_Figure data in JSON_:
- - - - -
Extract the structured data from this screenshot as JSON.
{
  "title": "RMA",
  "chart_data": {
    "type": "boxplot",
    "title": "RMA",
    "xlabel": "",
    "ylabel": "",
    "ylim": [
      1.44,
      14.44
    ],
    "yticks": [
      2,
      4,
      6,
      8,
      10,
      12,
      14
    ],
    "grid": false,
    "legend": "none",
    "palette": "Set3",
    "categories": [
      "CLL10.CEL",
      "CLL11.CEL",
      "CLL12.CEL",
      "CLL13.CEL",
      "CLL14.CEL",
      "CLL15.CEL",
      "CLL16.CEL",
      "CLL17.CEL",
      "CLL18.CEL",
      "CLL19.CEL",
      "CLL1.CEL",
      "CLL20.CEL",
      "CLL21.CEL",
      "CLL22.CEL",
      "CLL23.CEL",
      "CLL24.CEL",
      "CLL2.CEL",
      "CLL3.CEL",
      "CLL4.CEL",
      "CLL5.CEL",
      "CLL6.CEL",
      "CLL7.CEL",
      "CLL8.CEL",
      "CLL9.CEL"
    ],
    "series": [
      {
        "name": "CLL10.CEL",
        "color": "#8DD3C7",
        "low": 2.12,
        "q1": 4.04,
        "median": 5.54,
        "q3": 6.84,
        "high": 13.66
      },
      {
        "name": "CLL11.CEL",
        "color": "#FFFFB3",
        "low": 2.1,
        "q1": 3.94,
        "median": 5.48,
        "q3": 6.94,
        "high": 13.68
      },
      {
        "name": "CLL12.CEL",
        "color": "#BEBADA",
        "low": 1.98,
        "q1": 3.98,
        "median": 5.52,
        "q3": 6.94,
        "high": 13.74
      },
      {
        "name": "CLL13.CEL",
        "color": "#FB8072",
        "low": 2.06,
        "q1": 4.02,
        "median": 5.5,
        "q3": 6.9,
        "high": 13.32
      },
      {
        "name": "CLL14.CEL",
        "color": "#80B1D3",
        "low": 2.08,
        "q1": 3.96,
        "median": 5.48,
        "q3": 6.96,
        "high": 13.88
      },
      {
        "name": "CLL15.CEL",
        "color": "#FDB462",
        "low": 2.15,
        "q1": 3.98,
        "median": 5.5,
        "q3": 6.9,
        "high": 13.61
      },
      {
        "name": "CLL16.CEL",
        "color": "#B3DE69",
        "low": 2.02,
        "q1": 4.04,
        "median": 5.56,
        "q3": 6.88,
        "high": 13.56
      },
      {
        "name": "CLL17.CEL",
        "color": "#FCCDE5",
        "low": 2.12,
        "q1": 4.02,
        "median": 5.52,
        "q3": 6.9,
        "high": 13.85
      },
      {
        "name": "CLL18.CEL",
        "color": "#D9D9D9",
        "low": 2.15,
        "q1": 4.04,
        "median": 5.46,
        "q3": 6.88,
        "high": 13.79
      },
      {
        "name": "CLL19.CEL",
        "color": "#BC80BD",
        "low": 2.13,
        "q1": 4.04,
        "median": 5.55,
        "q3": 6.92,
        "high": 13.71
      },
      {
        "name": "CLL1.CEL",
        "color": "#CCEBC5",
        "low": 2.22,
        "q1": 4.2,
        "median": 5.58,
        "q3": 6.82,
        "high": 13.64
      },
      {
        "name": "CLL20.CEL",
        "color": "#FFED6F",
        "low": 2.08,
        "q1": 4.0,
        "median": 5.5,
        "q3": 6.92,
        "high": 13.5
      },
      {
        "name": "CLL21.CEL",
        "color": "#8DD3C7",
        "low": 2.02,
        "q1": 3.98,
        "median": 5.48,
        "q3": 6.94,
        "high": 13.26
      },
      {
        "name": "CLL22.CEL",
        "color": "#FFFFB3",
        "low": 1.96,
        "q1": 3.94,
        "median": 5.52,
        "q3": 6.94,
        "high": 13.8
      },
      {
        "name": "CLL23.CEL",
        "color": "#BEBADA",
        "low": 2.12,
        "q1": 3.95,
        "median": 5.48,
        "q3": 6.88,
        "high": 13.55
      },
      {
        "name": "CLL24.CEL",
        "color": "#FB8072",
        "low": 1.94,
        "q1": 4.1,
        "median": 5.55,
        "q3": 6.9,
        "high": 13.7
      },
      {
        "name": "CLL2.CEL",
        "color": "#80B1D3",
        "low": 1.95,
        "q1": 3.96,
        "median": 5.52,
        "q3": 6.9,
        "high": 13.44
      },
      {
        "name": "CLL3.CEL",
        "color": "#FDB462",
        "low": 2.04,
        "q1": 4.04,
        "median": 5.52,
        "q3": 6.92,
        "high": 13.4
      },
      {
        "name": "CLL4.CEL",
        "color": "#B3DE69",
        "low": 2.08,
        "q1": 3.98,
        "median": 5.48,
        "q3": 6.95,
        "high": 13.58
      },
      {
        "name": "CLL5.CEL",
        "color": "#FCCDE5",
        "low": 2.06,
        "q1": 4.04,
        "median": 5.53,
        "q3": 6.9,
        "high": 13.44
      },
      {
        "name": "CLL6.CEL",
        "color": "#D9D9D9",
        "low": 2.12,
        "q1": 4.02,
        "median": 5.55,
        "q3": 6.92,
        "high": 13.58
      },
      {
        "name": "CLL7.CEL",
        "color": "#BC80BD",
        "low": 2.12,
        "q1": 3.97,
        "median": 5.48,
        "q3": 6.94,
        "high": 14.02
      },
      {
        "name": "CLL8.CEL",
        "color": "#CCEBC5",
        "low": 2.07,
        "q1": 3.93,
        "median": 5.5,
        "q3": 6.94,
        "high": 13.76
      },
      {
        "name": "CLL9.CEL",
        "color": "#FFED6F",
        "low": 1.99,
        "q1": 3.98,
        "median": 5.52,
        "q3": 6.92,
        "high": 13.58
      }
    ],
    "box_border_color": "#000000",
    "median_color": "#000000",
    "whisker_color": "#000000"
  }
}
- - - - -
_YOUR INSTRUCTIONS_:
The records above need to be transcribed in full. Keep every character unchanged.

_CORRECT ANSWER_:
Extract the structured data from this screenshot as JSON.
{
  "title": "RMA",
  "chart_data": {
    "type": "boxplot",
    "title": "RMA",
    "xlabel": "",
    "ylabel": "",
    "ylim": [
      1.44,
      14.44
    ],
    "yticks": [
      2,
      4,
      6,
      8,
      10,
      12,
      14
    ],
    "grid": false,
    "legend": "none",
    "palette": "Set3",
    "categories": [
      "CLL10.CEL",
      "CLL11.CEL",
      "CLL12.CEL",
      "CLL13.CEL",
      "CLL14.CEL",
      "CLL15.CEL",
      "CLL16.CEL",
      "CLL17.CEL",
      "CLL18.CEL",
      "CLL19.CEL",
      "CLL1.CEL",
      "CLL20.CEL",
      "CLL21.CEL",
      "CLL22.CEL",
      "CLL23.CEL",
      "CLL24.CEL",
      "CLL2.CEL",
      "CLL3.CEL",
      "CLL4.CEL",
      "CLL5.CEL",
      "CLL6.CEL",
      "CLL7.CEL",
      "CLL8.CEL",
      "CLL9.CEL"
    ],
    "series": [
      {
        "name": "CLL10.CEL",
        "color": "#8DD3C7",
        "low": 2.12,
        "q1": 4.04,
        "median": 5.54,
        "q3": 6.84,
        "high": 13.66
      },
      {
        "name": "CLL11.CEL",
        "color": "#FFFFB3",
        "low": 2.1,
        "q1": 3.94,
        "median": 5.48,
        "q3": 6.94,
        "high": 13.68
      },
      {
        "name": "CLL12.CEL",
        "color": "#BEBADA",
        "low": 1.98,
        "q1": 3.98,
        "median": 5.52,
        "q3": 6.94,
        "high": 13.74
      },
      {
        "name": "CLL13.CEL",
        "color": "#FB8072",
        "low": 2.06,
        "q1": 4.02,
        "median": 5.5,
        "q3": 6.9,
        "high": 13.32
      },
      {
        "name": "CLL14.CEL",
        "color": "#80B1D3",
        "low": 2.08,
        "q1": 3.96,
        "median": 5.48,
        "q3": 6.96,
        "high": 13.88
      },
      {
        "name": "CLL15.CEL",
        "color": "#FDB462",
        "low": 2.15,
        "q1": 3.98,
        "median": 5.5,
        "q3": 6.9,
        "high": 13.61
      },
      {
        "name": "CLL16.CEL",
        "color": "#B3DE69",
        "low": 2.02,
        "q1": 4.04,
        "median": 5.56,
        "q3": 6.88,
        "high": 13.56
      },
      {
        "name": "CLL17.CEL",
        "color": "#FCCDE5",
        "low": 2.12,
        "q1": 4.02,
        "median": 5.52,
        "q3": 6.9,
        "high": 13.85
      },
      {
        "name": "CLL18.CEL",
        "color": "#D9D9D9",
        "low": 2.15,
        "q1": 4.04,
        "median": 5.46,
        "q3": 6.88,
        "high": 13.79
      },
      {
        "name": "CLL19.CEL",
        "color": "#BC80BD",
        "low": 2.13,
        "q1": 4.04,
        "median": 5.55,
        "q3": 6.92,
        "high": 13.71
      },
      {
        "name": "CLL1.CEL",
        "color": "#CCEBC5",
        "low": 2.22,
        "q1": 4.2,
        "median": 5.58,
        "q3": 6.82,
        "high": 13.64
      },
      {
        "name": "CLL20.CEL",
        "color": "#FFED6F",
        "low": 2.08,
        "q1": 4.0,
        "median": 5.5,
        "q3": 6.92,
        "high": 13.5
      },
      {
        "name": "CLL21.CEL",
        "color": "#8DD3C7",
        "low": 2.02,
        "q1": 3.98,
        "median": 5.48,
        "q3": 6.94,
        "high": 13.26
      },
      {
        "name": "CLL22.CEL",
        "color": "#FFFFB3",
        "low": 1.96,
        "q1": 3.94,
        "median": 5.52,
        "q3": 6.94,
        "high": 13.8
      },
      {
        "name": "CLL23.CEL",
        "color": "#BEBADA",
        "low": 2.12,
        "q1": 3.95,
        "median": 5.48,
        "q3": 6.88,
        "high": 13.55
      },
      {
        "name": "CLL24.CEL",
        "color": "#FB8072",
        "low": 1.94,
        "q1": 4.1,
        "median": 5.55,
        "q3": 6.9,
        "high": 13.7
      },
      {
        "name": "CLL2.CEL",
        "color": "#80B1D3",
        "low": 1.95,
        "q1": 3.96,
        "median": 5.52,
        "q3": 6.9,
        "high": 13.44
      },
      {
        "name": "CLL3.CEL",
        "color": "#FDB462",
        "low": 2.04,
        "q1": 4.04,
        "median": 5.52,
        "q3": 6.92,
        "high": 13.4
      },
      {
        "name": "CLL4.CEL",
        "color": "#B3DE69",
        "low": 2.08,
        "q1": 3.98,
        "median": 5.48,
        "q3": 6.95,
        "high": 13.58
      },
      {
        "name": "CLL5.CEL",
        "color": "#FCCDE5",
        "low": 2.06,
        "q1": 4.04,
        "median": 5.53,
        "q3": 6.9,
        "high": 13.44
      },
      {
        "name": "CLL6.CEL",
        "color": "#D9D9D9",
        "low": 2.12,
        "q1": 4.02,
        "median": 5.55,
        "q3": 6.92,
        "high": 13.58
      },
      {
        "name": "CLL7.CEL",
        "color": "#BC80BD",
        "low": 2.12,
        "q1": 3.97,
        "median": 5.48,
        "q3": 6.94,
        "high": 14.02
      },
      {
        "name": "CLL8.CEL",
        "color": "#CCEBC5",
        "low": 2.07,
        "q1": 3.93,
        "median": 5.5,
        "q3": 6.94,
        "high": 13.76
      },
      {
        "name": "CLL9.CEL",
        "color": "#FFED6F",
        "low": 1.99,
        "q1": 3.98,
        "median": 5.52,
        "q3": 6.92,
        "high": 13.58
      }
    ],
    "box_border_color": "#000000",
    "median_color": "#000000",
    "whisker_color": "#000000"
  }
}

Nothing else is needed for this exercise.